--- START RECORD SET ---

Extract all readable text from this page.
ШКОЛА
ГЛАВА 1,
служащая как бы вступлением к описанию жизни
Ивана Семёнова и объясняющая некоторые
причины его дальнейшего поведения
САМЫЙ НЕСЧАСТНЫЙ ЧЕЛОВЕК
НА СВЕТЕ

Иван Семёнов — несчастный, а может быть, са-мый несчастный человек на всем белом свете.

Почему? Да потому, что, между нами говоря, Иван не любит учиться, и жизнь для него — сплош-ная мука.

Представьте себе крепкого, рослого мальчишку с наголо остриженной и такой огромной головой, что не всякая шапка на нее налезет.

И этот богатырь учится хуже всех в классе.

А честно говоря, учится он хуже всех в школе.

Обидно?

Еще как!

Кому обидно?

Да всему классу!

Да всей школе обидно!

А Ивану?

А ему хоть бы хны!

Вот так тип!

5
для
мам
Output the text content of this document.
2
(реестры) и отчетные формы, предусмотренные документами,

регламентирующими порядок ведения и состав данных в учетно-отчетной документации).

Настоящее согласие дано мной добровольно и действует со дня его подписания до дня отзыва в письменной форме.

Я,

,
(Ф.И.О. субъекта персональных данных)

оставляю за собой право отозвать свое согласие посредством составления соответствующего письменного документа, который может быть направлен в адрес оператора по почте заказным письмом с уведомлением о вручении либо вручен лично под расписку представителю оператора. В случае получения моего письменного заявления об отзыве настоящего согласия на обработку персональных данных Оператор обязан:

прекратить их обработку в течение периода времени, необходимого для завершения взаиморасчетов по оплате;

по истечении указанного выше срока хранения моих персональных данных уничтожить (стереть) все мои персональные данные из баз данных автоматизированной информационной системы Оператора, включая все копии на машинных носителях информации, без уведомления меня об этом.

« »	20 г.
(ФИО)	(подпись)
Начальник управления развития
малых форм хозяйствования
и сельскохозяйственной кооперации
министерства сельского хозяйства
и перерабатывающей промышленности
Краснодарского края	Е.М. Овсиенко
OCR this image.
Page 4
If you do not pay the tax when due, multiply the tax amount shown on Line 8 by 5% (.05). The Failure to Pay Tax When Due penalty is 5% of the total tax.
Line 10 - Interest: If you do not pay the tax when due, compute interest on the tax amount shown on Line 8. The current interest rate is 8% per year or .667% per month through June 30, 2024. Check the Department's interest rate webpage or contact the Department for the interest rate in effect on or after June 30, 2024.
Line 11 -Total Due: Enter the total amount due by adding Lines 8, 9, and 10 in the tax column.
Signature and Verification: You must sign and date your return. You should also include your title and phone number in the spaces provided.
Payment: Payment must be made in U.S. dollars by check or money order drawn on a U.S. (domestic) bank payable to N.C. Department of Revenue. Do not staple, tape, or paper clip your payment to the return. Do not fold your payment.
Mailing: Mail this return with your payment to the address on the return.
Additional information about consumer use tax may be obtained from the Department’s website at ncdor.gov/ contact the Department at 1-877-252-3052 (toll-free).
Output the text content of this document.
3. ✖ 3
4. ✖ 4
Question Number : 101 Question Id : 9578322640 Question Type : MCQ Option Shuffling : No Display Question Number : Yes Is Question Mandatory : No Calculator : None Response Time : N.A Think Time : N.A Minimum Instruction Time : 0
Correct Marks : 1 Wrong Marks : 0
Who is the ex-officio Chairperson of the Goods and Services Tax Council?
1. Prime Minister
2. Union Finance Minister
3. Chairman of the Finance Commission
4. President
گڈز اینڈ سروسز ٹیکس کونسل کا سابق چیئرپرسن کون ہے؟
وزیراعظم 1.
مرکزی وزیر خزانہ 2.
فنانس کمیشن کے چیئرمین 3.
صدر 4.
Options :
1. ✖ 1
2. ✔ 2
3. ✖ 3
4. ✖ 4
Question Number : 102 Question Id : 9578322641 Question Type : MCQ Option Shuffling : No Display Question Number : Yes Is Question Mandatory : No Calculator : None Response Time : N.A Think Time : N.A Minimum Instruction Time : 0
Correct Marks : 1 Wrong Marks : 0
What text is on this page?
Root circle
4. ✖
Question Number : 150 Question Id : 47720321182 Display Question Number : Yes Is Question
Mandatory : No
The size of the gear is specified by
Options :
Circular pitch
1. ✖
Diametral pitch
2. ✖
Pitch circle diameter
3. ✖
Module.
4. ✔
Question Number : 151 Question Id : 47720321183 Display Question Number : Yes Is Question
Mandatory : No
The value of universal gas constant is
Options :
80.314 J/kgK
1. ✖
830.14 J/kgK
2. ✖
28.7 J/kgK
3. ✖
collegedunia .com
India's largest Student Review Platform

--- END RECORD SET ---

### TASK TO COMPLETE
Repeat every record, exactly as written.

### THE REPLY
Extract all readable text from this page.
ШКОЛА
ГЛАВА 1,
служащая как бы вступлением к описанию жизни
Ивана Семёнова и объясняющая некоторые
причины его дальнейшего поведения
САМЫЙ НЕСЧАСТНЫЙ ЧЕЛОВЕК
НА СВЕТЕ

Иван Семёнов — несчастный, а может быть, са-мый несчастный человек на всем белом свете.

Почему? Да потому, что, между нами говоря, Иван не любит учиться, и жизнь для него — сплош-ная мука.

Представьте себе крепкого, рослого мальчишку с наголо остриженной и такой огромной головой, что не всякая шапка на нее налезет.

И этот богатырь учится хуже всех в классе.

А честно говоря, учится он хуже всех в школе.

Обидно?

Еще как!

Кому обидно?

Да всему классу!

Да всей школе обидно!

А Ивану?

А ему хоть бы хны!

Вот так тип!

5
для
мам
Output the text content of this document.
2
(реестры) и отчетные формы, предусмотренные документами,

регламентирующими порядок ведения и состав данных в учетно-отчетной документации).

Настоящее согласие дано мной добровольно и действует со дня его подписания до дня отзыва в письменной форме.

Я,

,
(Ф.И.О. субъекта персональных данных)

оставляю за собой право отозвать свое согласие посредством составления соответствующего письменного документа, который может быть направлен в адрес оператора по почте заказным письмом с уведомлением о вручении либо вручен лично под расписку представителю оператора. В случае получения моего письменного заявления об отзыве настоящего согласия на обработку персональных данных Оператор обязан:

прекратить их обработку в течение периода времени, необходимого для завершения взаиморасчетов по оплате;

по истечении указанного выше срока хранения моих персональных данных уничтожить (стереть) все мои персональные данные из баз данных автоматизированной информационной системы Оператора, включая все копии на машинных носителях информации, без уведомления меня об этом.

« »	20 г.
(ФИО)	(подпись)
Начальник управления развития
малых форм хозяйствования
и сельскохозяйственной кооперации
министерства сельского хозяйства
и перерабатывающей промышленности
Краснодарского края	Е.М. Овсиенко
OCR this image.
Page 4
If you do not pay the tax when due, multiply the tax amount shown on Line 8 by 5% (.05). The Failure to Pay Tax When Due penalty is 5% of the total tax.
Line 10 - Interest: If you do not pay the tax when due, compute interest on the tax amount shown on Line 8. The current interest rate is 8% per year or .667% per month through June 30, 2024. Check the Department's interest rate webpage or contact the Department for the interest rate in effect on or after June 30, 2024.
Line 11 -Total Due: Enter the total amount due by adding Lines 8, 9, and 10 in the tax column.
Signature and Verification: You must sign and date your return. You should also include your title and phone number in the spaces provided.
Payment: Payment must be made in U.S. dollars by check or money order drawn on a U.S. (domestic) bank payable to N.C. Department of Revenue. Do not staple, tape, or paper clip your payment to the return. Do not fold your payment.
Mailing: Mail this return with your payment to the address on the return.
Additional information about consumer use tax may be obtained from the Department’s website at ncdor.gov/ contact the Department at 1-877-252-3052 (toll-free).
Output the text content of this document.
3. ✖ 3
4. ✖ 4
Question Number : 101 Question Id : 9578322640 Question Type : MCQ Option Shuffling : No Display Question Number : Yes Is Question Mandatory : No Calculator : None Response Time : N.A Think Time : N.A Minimum Instruction Time : 0
Correct Marks : 1 Wrong Marks : 0
Who is the ex-officio Chairperson of the Goods and Services Tax Council?
1. Prime Minister
2. Union Finance Minister
3. Chairman of the Finance Commission
4. President
گڈز اینڈ سروسز ٹیکس کونسل کا سابق چیئرپرسن کون ہے؟
وزیراعظم 1.
مرکزی وزیر خزانہ 2.
فنانس کمیشن کے چیئرمین 3.
صدر 4.
Options :
1. ✖ 1
2. ✔ 2
3. ✖ 3
4. ✖ 4
Question Number : 102 Question Id : 9578322641 Question Type : MCQ Option Shuffling : No Display Question Number : Yes Is Question Mandatory : No Calculator : None Response Time : N.A Think Time : N.A Minimum Instruction Time : 0
Correct Marks : 1 Wrong Marks : 0
What text is on this page?
Root circle
4. ✖
Question Number : 150 Question Id : 47720321182 Display Question Number : Yes Is Question
Mandatory : No
The size of the gear is specified by
Options :
Circular pitch
1. ✖
Diametral pitch
2. ✖
Pitch circle diameter
3. ✖
Module.
4. ✔
Question Number : 151 Question Id : 47720321183 Display Question Number : Yes Is Question
Mandatory : No
The value of universal gas constant is
Options :
80.314 J/kgK
1. ✖
830.14 J/kgK
2. ✖
28.7 J/kgK
3. ✖
collegedunia .com
India's largest Student Review Platform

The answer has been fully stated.